YOUR TASK — Only lines with the word "故土难别" are needed; collect each of them from the listing below.

SUPPLIED DATA —
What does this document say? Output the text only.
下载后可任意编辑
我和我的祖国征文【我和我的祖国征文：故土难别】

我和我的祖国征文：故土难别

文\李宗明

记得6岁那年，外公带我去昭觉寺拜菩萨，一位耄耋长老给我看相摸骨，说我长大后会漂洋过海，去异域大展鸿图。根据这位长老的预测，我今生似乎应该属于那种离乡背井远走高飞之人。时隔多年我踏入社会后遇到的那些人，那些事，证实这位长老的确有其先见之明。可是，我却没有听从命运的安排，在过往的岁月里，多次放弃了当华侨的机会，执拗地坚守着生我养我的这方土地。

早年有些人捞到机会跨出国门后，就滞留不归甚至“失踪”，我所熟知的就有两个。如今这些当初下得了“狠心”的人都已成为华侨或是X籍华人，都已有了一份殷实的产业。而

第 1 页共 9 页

WRITTEN SOLUTION —
我和我的祖国征文【我和我的祖国征文：故土难别】
我和我的祖国征文：故土难别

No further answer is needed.